* [Requirements]
Show every line in the records below that contains the word "xlabel".

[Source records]
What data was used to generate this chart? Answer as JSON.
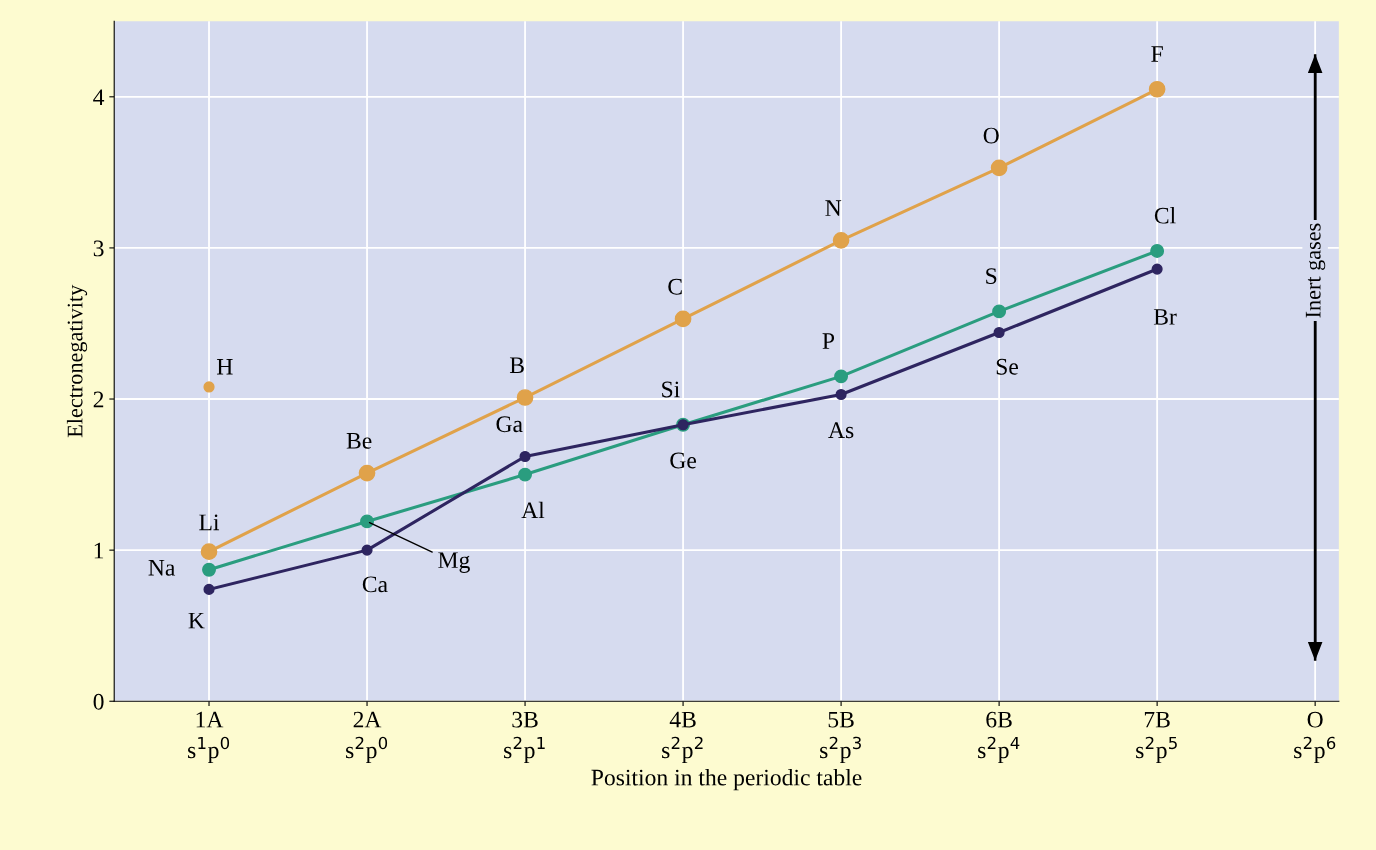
{
  "chart_data": {
    "type": "line",
    "xlabel": "Position in the periodic table",
    "ylabel": "Electronegativity",
    "categories": [
      "1A\ns$^{1}$p$^{0}$",
      "2A\ns$^{2}$p$^{0}$",
      "3B\ns$^{2}$p$^{1}$",
      "4B\ns$^{2}$p$^{2}$",
      "5B\ns$^{2}$p$^{3}$",
      "6B\ns$^{2}$p$^{4}$",
      "7B\ns$^{2}$p$^{5}$",
      "O\ns$^{2}$p$^{6}$"
    ],
    "series": [
      {
        "color": "#e0a24a",
        "type": "scatter",
        "values": [
          2.08,
          null,
          null,
          null,
          null,
          null,
          null,
          null
        ]
      },
      {
        "color": "#e0a24a",
        "values": [
          0.99,
          1.51,
          2.01,
          2.53,
          3.05,
          3.53,
          4.05,
          null
        ]
      },
      {
        "color": "#2a9d7f",
        "values": [
          0.87,
          1.19,
          1.5,
          1.83,
          2.15,
          2.58,
          2.98,
          null
        ]
      },
      {
        "color": "#2e2560",
        "values": [
          0.74,
          1.0,
          1.62,
          1.83,
          2.03,
          2.44,
          2.86,
          null
        ]
      }
    ],
    "ylim": [
      0,
      4.5
    ],
    "yticks": [
      0,
      1,
      2,
      3,
      4
    ],
    "grid": true,
    "marker": "circle",
    "annotations": [
      {
        "text": "H",
        "x": "1A\ns$^{1}$p$^{0}$",
        "y": 2.08
      },
      {
        "text": "Li",
        "x": "1A\ns$^{1}$p$^{0}$",
        "y": 0.99
      },
      {
        "text": "Be",
        "x": "2A\ns$^{2}$p$^{0}$",
        "y": 1.51
      },
      {
        "text": "B",
        "x": "3B\ns$^{2}$p$^{1}$",
        "y": 2.01
      },
      {
        "text": "C",
        "x": "4B\ns$^{2}$p$^{2}$",
        "y": 2.53
      },
      {
        "text": "N",
        "x": "5B\ns$^{2}$p$^{3}$",
        "y": 3.05
      },
      {
        "text": "O",
        "x": "6B\ns$^{2}$p$^{4}$",
        "y": 3.53
      },
      {
        "text": "F",
        "x": "7B\ns$^{2}$p$^{5}$",
        "y": 4.05
      },
      {
        "text": "Na",
        "x": "1A\ns$^{1}$p$^{0}$",
        "y": 0.87
      },
      {
        "text": "Mg",
        "x": "2A\ns$^{2}$p$^{0}$",
        "y": 1.19
      },
      {
        "text": "Al",
        "x": "3B\ns$^{2}$p$^{1}$",
        "y": 1.5
      },
      {
        "text": "Si",
        "x": "4B\ns$^{2}$p$^{2}$",
        "y": 1.83
      },
      {
        "text": "P",
        "x": "5B\ns$^{2}$p$^{3}$",
        "y": 2.15
      },
      {
        "text": "S",
        "x": "6B\ns$^{2}$p$^{4}$",
        "y": 2.58
      },
      {
        "text": "Cl",
        "x": "7B\ns$^{2}$p$^{5}$",
        "y": 2.98
      },
      {
        "text": "K",
        "x": "1A\ns$^{1}$p$^{0}$",
        "y": 0.74
      },
      {
        "text": "Ca",
        "x": "2A\ns$^{2}$p$^{0}$",
        "y": 1.0
      },
      {
        "text": "Ga",
        "x": "3B\ns$^{2}$p$^{1}$",
        "y": 1.62
      },
      {
        "text": "Ge",
        "x": "4B\ns$^{2}$p$^{2}$",
        "y": 1.83
      },
      {
        "text": "As",
        "x": "5B\ns$^{2}$p$^{3}$",
        "y": 2.03
      },
      {
        "text": "Se",
        "x": "6B\ns$^{2}$p$^{4}$",
        "y": 2.44
      },
      {
        "text": "Br",
        "x": "7B\ns$^{2}$p$^{5}$",
        "y": 2.86
      },
      "Inert gases"
    ]
  }
}
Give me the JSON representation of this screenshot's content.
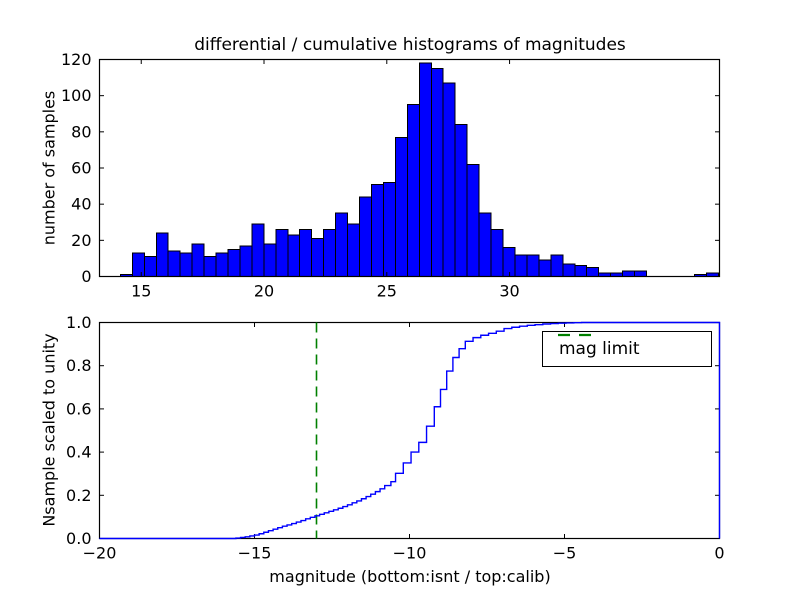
{
  "figure": {
    "colors": {
      "background": "#ffffff",
      "axes": "#000000",
      "hist_fill": "#0000ff",
      "hist_edge": "#000000",
      "curve": "#0000ff",
      "mag_limit_line": "#008000",
      "text": "#000000"
    }
  },
  "chart_data": [
    {
      "type": "bar",
      "subplot": "top",
      "title": "differential / cumulative histograms of magnitudes",
      "ylabel": "number of samples",
      "xlim": [
        13.3,
        38.55
      ],
      "ylim": [
        0,
        120
      ],
      "x_tick_labels": [
        "15",
        "20",
        "25",
        "30"
      ],
      "y_tick_labels": [
        "0",
        "20",
        "40",
        "60",
        "80",
        "100",
        "120"
      ],
      "grid": false,
      "bin_start": 14.15,
      "bin_width": 0.487,
      "counts": [
        1,
        13,
        11,
        24,
        14,
        13,
        18,
        11,
        13,
        15,
        17,
        29,
        18,
        26,
        23,
        26,
        21,
        26,
        35,
        29,
        44,
        51,
        52,
        77,
        95,
        118,
        115,
        107,
        84,
        62,
        35,
        26,
        16,
        12,
        12,
        9,
        12,
        7,
        6,
        5,
        2,
        2,
        3,
        3,
        0,
        0,
        0,
        0,
        1,
        2
      ]
    },
    {
      "type": "line",
      "subplot": "bottom",
      "line_style": "step",
      "ylabel": "Nsample scaled to unity",
      "xlabel": "magnitude (bottom:isnt / top:calib)",
      "xlim": [
        -20,
        0
      ],
      "ylim": [
        0.0,
        1.0
      ],
      "x_tick_labels": [
        "−20",
        "−15",
        "−10",
        "−5",
        "0"
      ],
      "y_tick_labels": [
        "0.0",
        "0.2",
        "0.4",
        "0.6",
        "0.8",
        "1.0"
      ],
      "grid": false,
      "points": [
        [
          -20,
          0
        ],
        [
          -15.6,
          0.002
        ],
        [
          -15.45,
          0.005
        ],
        [
          -15.3,
          0.008
        ],
        [
          -15.15,
          0.012
        ],
        [
          -15,
          0.016
        ],
        [
          -14.85,
          0.022
        ],
        [
          -14.7,
          0.029
        ],
        [
          -14.55,
          0.036
        ],
        [
          -14.4,
          0.043
        ],
        [
          -14.25,
          0.05
        ],
        [
          -14.1,
          0.057
        ],
        [
          -13.95,
          0.063
        ],
        [
          -13.8,
          0.069
        ],
        [
          -13.65,
          0.076
        ],
        [
          -13.5,
          0.083
        ],
        [
          -13.35,
          0.091
        ],
        [
          -13.2,
          0.098
        ],
        [
          -13.05,
          0.105
        ],
        [
          -12.9,
          0.112
        ],
        [
          -12.75,
          0.119
        ],
        [
          -12.6,
          0.126
        ],
        [
          -12.45,
          0.133
        ],
        [
          -12.3,
          0.14
        ],
        [
          -12.15,
          0.148
        ],
        [
          -12,
          0.156
        ],
        [
          -11.85,
          0.165
        ],
        [
          -11.7,
          0.174
        ],
        [
          -11.55,
          0.184
        ],
        [
          -11.4,
          0.194
        ],
        [
          -11.25,
          0.205
        ],
        [
          -11.1,
          0.217
        ],
        [
          -10.95,
          0.23
        ],
        [
          -10.8,
          0.245
        ],
        [
          -10.6,
          0.263
        ],
        [
          -10.45,
          0.302
        ],
        [
          -10.2,
          0.35
        ],
        [
          -9.95,
          0.4
        ],
        [
          -9.7,
          0.445
        ],
        [
          -9.45,
          0.52
        ],
        [
          -9.2,
          0.61
        ],
        [
          -9,
          0.69
        ],
        [
          -8.8,
          0.775
        ],
        [
          -8.6,
          0.838
        ],
        [
          -8.4,
          0.879
        ],
        [
          -8.2,
          0.913
        ],
        [
          -7.95,
          0.93
        ],
        [
          -7.7,
          0.941
        ],
        [
          -7.45,
          0.95
        ],
        [
          -7.2,
          0.96
        ],
        [
          -6.95,
          0.972
        ],
        [
          -6.7,
          0.978
        ],
        [
          -6.45,
          0.983
        ],
        [
          -6.2,
          0.987
        ],
        [
          -5.95,
          0.99
        ],
        [
          -5.7,
          0.993
        ],
        [
          -5.45,
          0.995
        ],
        [
          -5.2,
          0.997
        ],
        [
          -4.95,
          0.998
        ],
        [
          -4.7,
          0.999
        ],
        [
          -4.45,
          1.0
        ]
      ],
      "vline": {
        "x": -13,
        "style": "dashed",
        "color": "#008000",
        "label": "mag limit"
      },
      "legend_position": "upper right"
    }
  ]
}
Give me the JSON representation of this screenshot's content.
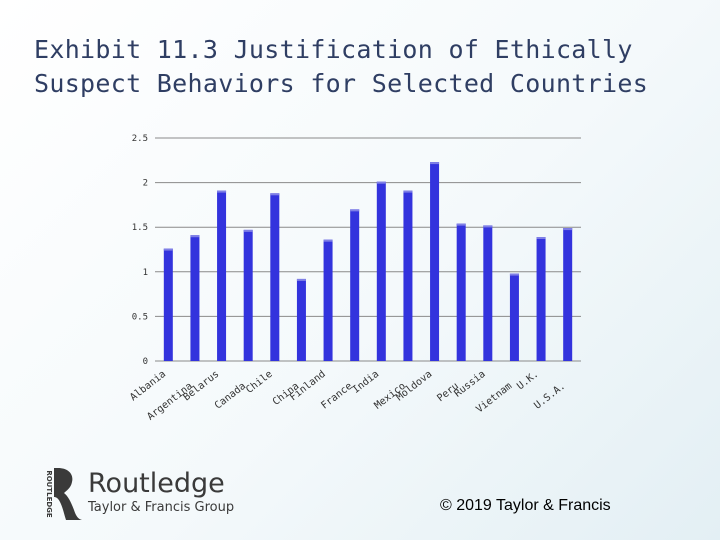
{
  "slide": {
    "title_line1": "Exhibit 11.3 Justification of Ethically",
    "title_line2": "Suspect Behaviors for Selected Countries",
    "copyright": "© 2019 Taylor & Francis"
  },
  "logo": {
    "name": "Routledge",
    "subtitle": "Taylor & Francis Group",
    "vertical_text": "ROUTLEDGE"
  },
  "colors": {
    "bar": "#3333dd",
    "bar_highlight": "#7f7fe6",
    "title": "#2f3e63"
  },
  "chart_data": {
    "type": "bar",
    "categories": [
      "Albania",
      "Argentina",
      "Belarus",
      "Canada",
      "Chile",
      "China",
      "Finland",
      "France",
      "India",
      "Mexico",
      "Moldova",
      "Peru",
      "Russia",
      "Vietnam",
      "U.K.",
      "U.S.A."
    ],
    "values": [
      1.26,
      1.41,
      1.91,
      1.47,
      1.88,
      0.92,
      1.36,
      1.7,
      2.01,
      1.91,
      2.23,
      1.54,
      1.52,
      0.98,
      1.39,
      1.49
    ],
    "yticks": [
      "0",
      "0.5",
      "1",
      "1.5",
      "2",
      "2.5"
    ],
    "ylim": [
      0,
      2.5
    ],
    "grid": true,
    "legend": "none"
  }
}
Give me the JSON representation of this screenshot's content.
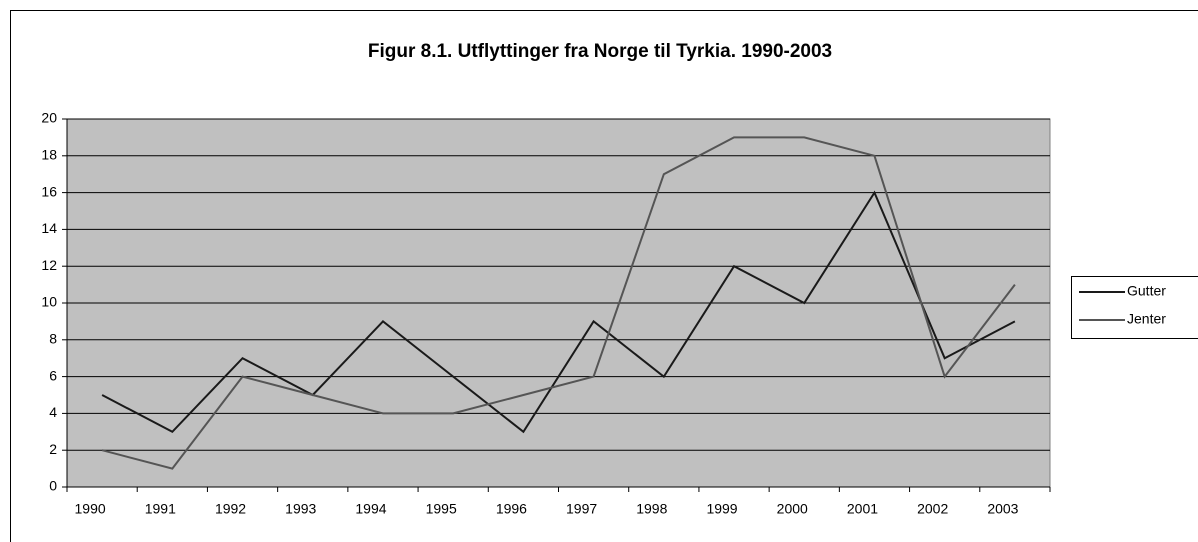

* [Response to the task]
    "xlabel": "Position in the periodic table",
      "xlabel": "magnitude (bottom:isnt / top:calib)",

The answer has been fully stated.